Element and coordinate records
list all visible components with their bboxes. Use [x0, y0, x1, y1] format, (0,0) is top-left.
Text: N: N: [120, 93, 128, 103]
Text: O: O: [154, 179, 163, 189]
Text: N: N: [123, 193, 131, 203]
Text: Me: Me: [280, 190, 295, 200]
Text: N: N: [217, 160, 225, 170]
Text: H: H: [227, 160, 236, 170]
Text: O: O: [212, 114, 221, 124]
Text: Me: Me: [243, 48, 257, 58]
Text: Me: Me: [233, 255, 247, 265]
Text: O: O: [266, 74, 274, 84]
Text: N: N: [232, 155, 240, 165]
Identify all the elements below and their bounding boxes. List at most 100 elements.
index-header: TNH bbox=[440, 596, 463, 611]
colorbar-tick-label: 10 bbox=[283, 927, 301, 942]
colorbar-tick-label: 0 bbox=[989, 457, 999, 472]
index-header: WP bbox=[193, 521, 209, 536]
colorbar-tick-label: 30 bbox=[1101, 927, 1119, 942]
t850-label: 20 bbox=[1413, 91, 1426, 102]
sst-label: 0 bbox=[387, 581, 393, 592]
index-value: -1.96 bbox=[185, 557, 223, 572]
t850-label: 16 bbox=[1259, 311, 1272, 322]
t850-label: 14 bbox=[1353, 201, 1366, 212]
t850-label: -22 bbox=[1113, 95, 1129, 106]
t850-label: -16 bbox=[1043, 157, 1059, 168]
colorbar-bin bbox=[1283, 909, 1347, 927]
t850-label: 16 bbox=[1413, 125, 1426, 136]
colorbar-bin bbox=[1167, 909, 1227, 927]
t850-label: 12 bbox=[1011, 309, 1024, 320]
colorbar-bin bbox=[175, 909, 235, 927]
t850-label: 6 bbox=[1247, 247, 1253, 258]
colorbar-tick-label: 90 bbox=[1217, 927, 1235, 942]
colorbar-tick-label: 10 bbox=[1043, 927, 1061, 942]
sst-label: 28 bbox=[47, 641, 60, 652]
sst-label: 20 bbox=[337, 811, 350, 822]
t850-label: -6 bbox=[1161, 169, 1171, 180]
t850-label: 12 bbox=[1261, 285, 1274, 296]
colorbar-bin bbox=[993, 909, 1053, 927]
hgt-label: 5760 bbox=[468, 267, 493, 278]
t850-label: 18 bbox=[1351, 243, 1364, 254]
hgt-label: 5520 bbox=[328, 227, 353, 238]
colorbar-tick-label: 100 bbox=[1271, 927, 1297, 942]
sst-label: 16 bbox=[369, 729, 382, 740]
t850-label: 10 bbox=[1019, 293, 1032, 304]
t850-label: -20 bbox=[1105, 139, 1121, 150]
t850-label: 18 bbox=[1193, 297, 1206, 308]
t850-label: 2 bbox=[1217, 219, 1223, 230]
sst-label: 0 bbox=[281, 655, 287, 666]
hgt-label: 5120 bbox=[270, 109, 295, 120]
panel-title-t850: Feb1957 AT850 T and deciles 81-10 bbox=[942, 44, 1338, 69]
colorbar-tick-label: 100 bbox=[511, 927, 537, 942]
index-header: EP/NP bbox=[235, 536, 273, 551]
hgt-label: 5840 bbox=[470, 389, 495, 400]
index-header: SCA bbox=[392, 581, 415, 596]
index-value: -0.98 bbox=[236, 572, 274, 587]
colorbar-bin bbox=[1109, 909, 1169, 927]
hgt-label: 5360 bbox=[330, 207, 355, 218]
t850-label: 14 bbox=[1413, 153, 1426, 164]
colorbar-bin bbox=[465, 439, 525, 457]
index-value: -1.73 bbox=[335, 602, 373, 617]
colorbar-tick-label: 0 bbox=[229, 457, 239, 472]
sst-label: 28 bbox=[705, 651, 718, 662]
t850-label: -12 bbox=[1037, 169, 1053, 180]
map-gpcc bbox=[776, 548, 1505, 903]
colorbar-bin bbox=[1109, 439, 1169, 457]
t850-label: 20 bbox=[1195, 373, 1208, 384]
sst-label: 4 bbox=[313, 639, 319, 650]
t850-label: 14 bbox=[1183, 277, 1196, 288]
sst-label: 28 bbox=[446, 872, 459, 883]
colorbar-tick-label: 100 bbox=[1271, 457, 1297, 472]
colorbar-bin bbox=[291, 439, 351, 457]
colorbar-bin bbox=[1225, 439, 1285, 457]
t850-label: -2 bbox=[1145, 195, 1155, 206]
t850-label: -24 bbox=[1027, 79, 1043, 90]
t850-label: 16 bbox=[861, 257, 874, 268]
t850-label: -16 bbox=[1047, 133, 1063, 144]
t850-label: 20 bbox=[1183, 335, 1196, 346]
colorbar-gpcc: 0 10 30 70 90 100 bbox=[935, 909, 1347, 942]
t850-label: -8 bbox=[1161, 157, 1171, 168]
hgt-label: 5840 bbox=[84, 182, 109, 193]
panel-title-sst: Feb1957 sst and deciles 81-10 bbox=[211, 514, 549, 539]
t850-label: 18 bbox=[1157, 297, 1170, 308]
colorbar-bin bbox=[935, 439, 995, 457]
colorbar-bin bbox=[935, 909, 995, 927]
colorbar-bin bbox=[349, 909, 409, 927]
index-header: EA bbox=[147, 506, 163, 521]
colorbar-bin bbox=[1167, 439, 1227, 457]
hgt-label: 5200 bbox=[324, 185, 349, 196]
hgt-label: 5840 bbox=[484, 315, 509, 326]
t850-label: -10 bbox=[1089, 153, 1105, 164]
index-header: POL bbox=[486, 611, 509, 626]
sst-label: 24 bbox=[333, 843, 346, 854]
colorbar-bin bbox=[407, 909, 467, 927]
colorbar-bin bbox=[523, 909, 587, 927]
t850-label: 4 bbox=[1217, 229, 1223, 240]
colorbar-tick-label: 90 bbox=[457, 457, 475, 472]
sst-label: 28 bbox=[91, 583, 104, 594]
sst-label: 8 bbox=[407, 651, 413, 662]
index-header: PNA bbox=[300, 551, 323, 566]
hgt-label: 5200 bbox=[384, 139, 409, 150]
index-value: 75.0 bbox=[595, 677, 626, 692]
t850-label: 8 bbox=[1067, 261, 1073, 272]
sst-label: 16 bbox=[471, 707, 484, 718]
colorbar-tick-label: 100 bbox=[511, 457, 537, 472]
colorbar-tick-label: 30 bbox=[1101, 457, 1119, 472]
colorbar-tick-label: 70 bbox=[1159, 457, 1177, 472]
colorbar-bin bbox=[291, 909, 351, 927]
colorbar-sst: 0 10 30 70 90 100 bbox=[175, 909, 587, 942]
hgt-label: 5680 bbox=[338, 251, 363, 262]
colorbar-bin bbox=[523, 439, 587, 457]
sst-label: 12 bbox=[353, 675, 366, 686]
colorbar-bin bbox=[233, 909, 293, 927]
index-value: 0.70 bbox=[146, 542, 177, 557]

TASK TO COMPLETE:
Please convert all of the data above into a numbered list, leaving out any blank lines.

RESULT:
1. list all visible components with their bboxes. Use [x0, y0, x1, y1] format, (0,0) is top-left.
2. Text: N: N: [120, 93, 128, 103]
3. Text: O: O: [154, 179, 163, 189]
4. Text: N: N: [123, 193, 131, 203]
5. Text: Me: Me: [280, 190, 295, 200]
6. Text: N: N: [217, 160, 225, 170]
7. Text: H: H: [227, 160, 236, 170]
8. Text: O: O: [212, 114, 221, 124]
9. Text: Me: Me: [243, 48, 257, 58]
10. Text: Me: Me: [233, 255, 247, 265]
11. Text: O: O: [266, 74, 274, 84]
12. Text: N: N: [232, 155, 240, 165]
13. Identify all the elements below and their bounding boxes. List at most 100 elements.
14. index-header: TNH bbox=[440, 596, 463, 611]
15. colorbar-tick-label: 10 bbox=[283, 927, 301, 942]
16. colorbar-tick-label: 0 bbox=[989, 457, 999, 472]
17. index-header: WP bbox=[193, 521, 209, 536]
18. colorbar-tick-label: 30 bbox=[1101, 927, 1119, 942]
19. t850-label: 20 bbox=[1413, 91, 1426, 102]
20. sst-label: 0 bbox=[387, 581, 393, 592]
21. index-value: -1.96 bbox=[185, 557, 223, 572]
22. t850-label: 16 bbox=[1259, 311, 1272, 322]
23. t850-label: 14 bbox=[1353, 201, 1366, 212]
24. t850-label: -22 bbox=[1113, 95, 1129, 106]
25. t850-label: -16 bbox=[1043, 157, 1059, 168]
26. colorbar-bin bbox=[1283, 909, 1347, 927]
27. t850-label: 16 bbox=[1413, 125, 1426, 136]
28. colorbar-bin bbox=[1167, 909, 1227, 927]
29. t850-label: 12 bbox=[1011, 309, 1024, 320]
30. colorbar-bin bbox=[175, 909, 235, 927]
31. t850-label: 6 bbox=[1247, 247, 1253, 258]
32. colorbar-tick-label: 90 bbox=[1217, 927, 1235, 942]
33. colorbar-tick-label: 10 bbox=[1043, 927, 1061, 942]
34. sst-label: 28 bbox=[47, 641, 60, 652]
35. sst-label: 20 bbox=[337, 811, 350, 822]
36. t850-label: -6 bbox=[1161, 169, 1171, 180]
37. t850-label: 12 bbox=[1261, 285, 1274, 296]
38. colorbar-bin bbox=[993, 909, 1053, 927]
39. hgt-label: 5760 bbox=[468, 267, 493, 278]
40. t850-label: 18 bbox=[1351, 243, 1364, 254]
41. hgt-label: 5520 bbox=[328, 227, 353, 238]
42. colorbar-tick-label: 100 bbox=[1271, 927, 1297, 942]
43. sst-label: 16 bbox=[369, 729, 382, 740]
44. t850-label: 10 bbox=[1019, 293, 1032, 304]
45. t850-label: -20 bbox=[1105, 139, 1121, 150]
46. t850-label: 18 bbox=[1193, 297, 1206, 308]
47. t850-label: 2 bbox=[1217, 219, 1223, 230]
48. sst-label: 0 bbox=[281, 655, 287, 666]
49. hgt-label: 5120 bbox=[270, 109, 295, 120]
50. panel-title-t850: Feb1957 AT850 T and deciles 81-10 bbox=[942, 44, 1338, 69]
51. colorbar-tick-label: 100 bbox=[511, 927, 537, 942]
52. index-header: EP/NP bbox=[235, 536, 273, 551]
53. hgt-label: 5840 bbox=[470, 389, 495, 400]
54. index-header: SCA bbox=[392, 581, 415, 596]
55. index-value: -0.98 bbox=[236, 572, 274, 587]
56. colorbar-bin bbox=[1109, 909, 1169, 927]
57. hgt-label: 5360 bbox=[330, 207, 355, 218]
58. t850-label: 14 bbox=[1413, 153, 1426, 164]
59. colorbar-bin bbox=[465, 439, 525, 457]
60. index-value: -1.73 bbox=[335, 602, 373, 617]
61. colorbar-tick-label: 0 bbox=[229, 457, 239, 472]
62. sst-label: 28 bbox=[705, 651, 718, 662]
63. t850-label: -12 bbox=[1037, 169, 1053, 180]
64. map-gpcc bbox=[776, 548, 1505, 903]
65. colorbar-bin bbox=[1109, 439, 1169, 457]
66. t850-label: 20 bbox=[1195, 373, 1208, 384]
67. sst-label: 4 bbox=[313, 639, 319, 650]
68. t850-label: 14 bbox=[1183, 277, 1196, 288]
69. sst-label: 28 bbox=[446, 872, 459, 883]
70. colorbar-tick-label: 100 bbox=[1271, 457, 1297, 472]
71. colorbar-bin bbox=[291, 439, 351, 457]
72. colorbar-bin bbox=[1225, 439, 1285, 457]
73. t850-label: -2 bbox=[1145, 195, 1155, 206]
74. t850-label: -24 bbox=[1027, 79, 1043, 90]
75. t850-label: 16 bbox=[861, 257, 874, 268]
76. t850-label: -16 bbox=[1047, 133, 1063, 144]
77. t850-label: 20 bbox=[1183, 335, 1196, 346]
78. colorbar-gpcc: 0 10 30 70 90 100 bbox=[935, 909, 1347, 942]
79. t850-label: -8 bbox=[1161, 157, 1171, 168]
80. hgt-label: 5840 bbox=[84, 182, 109, 193]
81. panel-title-sst: Feb1957 sst and deciles 81-10 bbox=[211, 514, 549, 539]
82. t850-label: 18 bbox=[1157, 297, 1170, 308]
83. colorbar-bin bbox=[935, 439, 995, 457]
84. colorbar-bin bbox=[935, 909, 995, 927]
85. colorbar-bin bbox=[349, 909, 409, 927]
86. index-header: EA bbox=[147, 506, 163, 521]
87. colorbar-bin bbox=[1167, 439, 1227, 457]
88. hgt-label: 5200 bbox=[324, 185, 349, 196]
89. hgt-label: 5840 bbox=[484, 315, 509, 326]
90. t850-label: -10 bbox=[1089, 153, 1105, 164]
91. index-header: POL bbox=[486, 611, 509, 626]
92. sst-label: 24 bbox=[333, 843, 346, 854]
93. colorbar-bin bbox=[407, 909, 467, 927]
94. colorbar-bin bbox=[523, 909, 587, 927]
95. t850-label: 4 bbox=[1217, 229, 1223, 240]
96. colorbar-tick-label: 90 bbox=[457, 457, 475, 472]
97. sst-label: 28 bbox=[91, 583, 104, 594]
98. sst-label: 8 bbox=[407, 651, 413, 662]
99. index-header: PNA bbox=[300, 551, 323, 566]
100. hgt-label: 5200 bbox=[384, 139, 409, 150]
101. index-value: 75.0 bbox=[595, 677, 626, 692]
102. t850-label: 8 bbox=[1067, 261, 1073, 272]
103. sst-label: 16 bbox=[471, 707, 484, 718]
104. colorbar-tick-label: 100 bbox=[511, 457, 537, 472]
105. colorbar-tick-label: 30 bbox=[1101, 457, 1119, 472]
106. colorbar-tick-label: 70 bbox=[1159, 457, 1177, 472]
107. colorbar-bin bbox=[291, 909, 351, 927]
108. colorbar-sst: 0 10 30 70 90 100 bbox=[175, 909, 587, 942]
109. hgt-label: 5680 bbox=[338, 251, 363, 262]
110. colorbar-bin bbox=[523, 439, 587, 457]
111. sst-label: 12 bbox=[353, 675, 366, 686]
112. colorbar-bin bbox=[233, 909, 293, 927]
113. index-value: 0.70 bbox=[146, 542, 177, 557]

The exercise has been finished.